▶ **Problem statement**:
Copy every entry word for word, but skip the pictures.

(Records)
----

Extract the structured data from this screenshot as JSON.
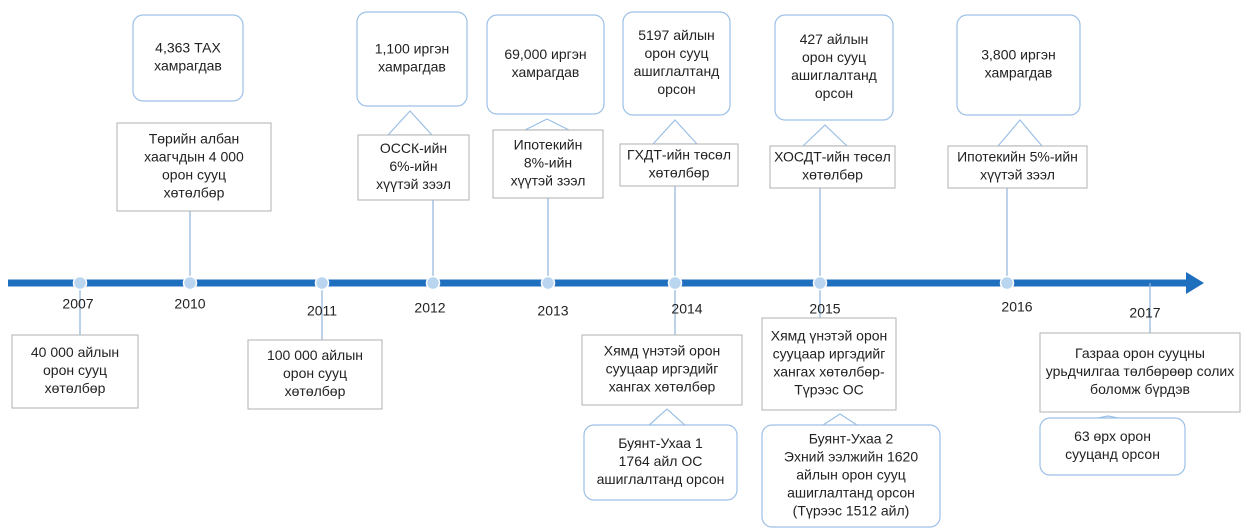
{
  "years": [
    "2007",
    "2010",
    "2011",
    "2012",
    "2013",
    "2014",
    "2015",
    "2016",
    "2017"
  ],
  "above": [
    {
      "box": [
        "Төрийн албан",
        "хаагчдын 4 000",
        "орон сууц",
        "хөтөлбөр"
      ],
      "callout": [
        "4,363 ТАХ",
        "хамрагдав"
      ]
    },
    {
      "box": [
        "ОССК-ийн",
        "6%-ийн",
        "хүүтэй зээл"
      ],
      "callout": [
        "1,100 иргэн",
        "хамрагдав"
      ]
    },
    {
      "box": [
        "Ипотекийн",
        "8%-ийн",
        "хүүтэй зээл"
      ],
      "callout": [
        "69,000 иргэн",
        "хамрагдав"
      ]
    },
    {
      "box": [
        "ГХДТ-ийн төсөл",
        "хөтөлбөр"
      ],
      "callout": [
        "5197 айлын",
        "орон сууц",
        "ашиглалтанд",
        "орсон"
      ]
    },
    {
      "box": [
        "ХОСДТ-ийн төсөл",
        "хөтөлбөр"
      ],
      "callout": [
        "427 айлын",
        "орон сууц",
        "ашиглалтанд",
        "орсон"
      ]
    },
    {
      "box": [
        "Ипотекийн 5%-ийн",
        "хүүтэй зээл"
      ],
      "callout": [
        "3,800 иргэн",
        "хамрагдав"
      ]
    }
  ],
  "below": [
    {
      "box": [
        "40 000 айлын",
        "орон сууц",
        "хөтөлбөр"
      ]
    },
    {
      "box": [
        "100 000 айлын",
        "орон сууц",
        "хөтөлбөр"
      ]
    },
    {
      "box": [
        "Хямд үнэтэй орон",
        "сууцаар иргэдийг",
        "хангах  хөтөлбөр"
      ],
      "callout": [
        "Буянт-Ухаа 1",
        "1764 айл ОС",
        "ашиглалтанд орсон"
      ]
    },
    {
      "box": [
        "Хямд үнэтэй орон",
        "сууцаар иргэдийг",
        "хангах хөтөлбөр-",
        "Түрээс ОС"
      ],
      "callout": [
        "Буянт-Ухаа 2",
        "Эхний ээлжийн 1620",
        "айлын орон сууц",
        "ашиглалтанд орсон",
        "(Түрээс 1512 айл)"
      ]
    },
    {
      "box": [
        "Газраа орон сууцны",
        "урьдчилгаа төлбөрөөр солих",
        "боломж бүрдэв"
      ],
      "callout": [
        "63 өрх орон",
        "сууцанд орсон"
      ]
    }
  ]
}
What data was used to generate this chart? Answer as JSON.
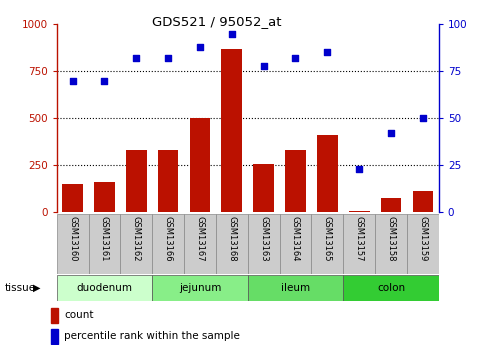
{
  "title": "GDS521 / 95052_at",
  "samples": [
    "GSM13160",
    "GSM13161",
    "GSM13162",
    "GSM13166",
    "GSM13167",
    "GSM13168",
    "GSM13163",
    "GSM13164",
    "GSM13165",
    "GSM13157",
    "GSM13158",
    "GSM13159"
  ],
  "counts": [
    150,
    160,
    330,
    330,
    500,
    870,
    255,
    330,
    410,
    8,
    75,
    110
  ],
  "percentiles": [
    70,
    70,
    82,
    82,
    88,
    95,
    78,
    82,
    85,
    23,
    42,
    50
  ],
  "tissues": [
    {
      "label": "duodenum",
      "start": 0,
      "end": 3,
      "color": "#ccffcc"
    },
    {
      "label": "jejunum",
      "start": 3,
      "end": 6,
      "color": "#88ee88"
    },
    {
      "label": "ileum",
      "start": 6,
      "end": 9,
      "color": "#66dd66"
    },
    {
      "label": "colon",
      "start": 9,
      "end": 12,
      "color": "#33cc33"
    }
  ],
  "bar_color": "#bb1100",
  "dot_color": "#0000cc",
  "left_ylim": [
    0,
    1000
  ],
  "right_ylim": [
    0,
    100
  ],
  "left_yticks": [
    0,
    250,
    500,
    750,
    1000
  ],
  "right_yticks": [
    0,
    25,
    50,
    75,
    100
  ],
  "grid_lines": [
    250,
    500,
    750
  ],
  "sample_box_color": "#cccccc",
  "legend_count_color": "#bb1100",
  "legend_dot_color": "#0000cc",
  "bg_color": "#ffffff"
}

----

▶ **Answer for the task**:
Extract the structured data from this screenshot as JSON.
{
  "years": [
    "2007",
    "2010",
    "2011",
    "2012",
    "2013",
    "2014",
    "2015",
    "2016",
    "2017"
  ],
  "above": [
    {
      "box": [
        "Төрийн албан",
        "хаагчдын 4 000",
        "орон сууц",
        "хөтөлбөр"
      ],
      "callout": [
        "4,363 ТАХ",
        "хамрагдав"
      ]
    },
    {
      "box": [
        "ОССК-ийн",
        "6%-ийн",
        "хүүтэй зээл"
      ],
      "callout": [
        "1,100 иргэн",
        "хамрагдав"
      ]
    },
    {
      "box": [
        "Ипотекийн",
        "8%-ийн",
        "хүүтэй зээл"
      ],
      "callout": [
        "69,000 иргэн",
        "хамрагдав"
      ]
    },
    {
      "box": [
        "ГХДТ-ийн төсөл",
        "хөтөлбөр"
      ],
      "callout": [
        "5197 айлын",
        "орон сууц",
        "ашиглалтанд",
        "орсон"
      ]
    },
    {
      "box": [
        "ХОСДТ-ийн төсөл",
        "хөтөлбөр"
      ],
      "callout": [
        "427 айлын",
        "орон сууц",
        "ашиглалтанд",
        "орсон"
      ]
    },
    {
      "box": [
        "Ипотекийн 5%-ийн",
        "хүүтэй зээл"
      ],
      "callout": [
        "3,800 иргэн",
        "хамрагдав"
      ]
    }
  ],
  "below": [
    {
      "box": [
        "40 000 айлын",
        "орон сууц",
        "хөтөлбөр"
      ]
    },
    {
      "box": [
        "100 000 айлын",
        "орон сууц",
        "хөтөлбөр"
      ]
    },
    {
      "box": [
        "Хямд үнэтэй орон",
        "сууцаар иргэдийг",
        "хангах  хөтөлбөр"
      ],
      "callout": [
        "Буянт-Ухаа 1",
        "1764 айл ОС",
        "ашиглалтанд орсон"
      ]
    },
    {
      "box": [
        "Хямд үнэтэй орон",
        "сууцаар иргэдийг",
        "хангах хөтөлбөр-",
        "Түрээс ОС"
      ],
      "callout": [
        "Буянт-Ухаа 2",
        "Эхний ээлжийн 1620",
        "айлын орон сууц",
        "ашиглалтанд орсон",
        "(Түрээс 1512 айл)"
      ]
    },
    {
      "box": [
        "Газраа орон сууцны",
        "урьдчилгаа төлбөрөөр солих",
        "боломж бүрдэв"
      ],
      "callout": [
        "63 өрх орон",
        "сууцанд орсон"
      ]
    }
  ]
}
What data was used to generate this chart? Answer as JSON.
{
  "title": "GDS521 / 95052_at",
  "samples": [
    "GSM13160",
    "GSM13161",
    "GSM13162",
    "GSM13166",
    "GSM13167",
    "GSM13168",
    "GSM13163",
    "GSM13164",
    "GSM13165",
    "GSM13157",
    "GSM13158",
    "GSM13159"
  ],
  "counts": [
    150,
    160,
    330,
    330,
    500,
    870,
    255,
    330,
    410,
    8,
    75,
    110
  ],
  "percentiles": [
    70,
    70,
    82,
    82,
    88,
    95,
    78,
    82,
    85,
    23,
    42,
    50
  ],
  "tissues": [
    {
      "label": "duodenum",
      "start": 0,
      "end": 3,
      "color": "#ccffcc"
    },
    {
      "label": "jejunum",
      "start": 3,
      "end": 6,
      "color": "#88ee88"
    },
    {
      "label": "ileum",
      "start": 6,
      "end": 9,
      "color": "#66dd66"
    },
    {
      "label": "colon",
      "start": 9,
      "end": 12,
      "color": "#33cc33"
    }
  ],
  "bar_color": "#bb1100",
  "dot_color": "#0000cc",
  "left_ylim": [
    0,
    1000
  ],
  "right_ylim": [
    0,
    100
  ],
  "left_yticks": [
    0,
    250,
    500,
    750,
    1000
  ],
  "right_yticks": [
    0,
    25,
    50,
    75,
    100
  ],
  "grid_lines": [
    250,
    500,
    750
  ],
  "sample_box_color": "#cccccc",
  "legend_count_color": "#bb1100",
  "legend_dot_color": "#0000cc",
  "bg_color": "#ffffff"
}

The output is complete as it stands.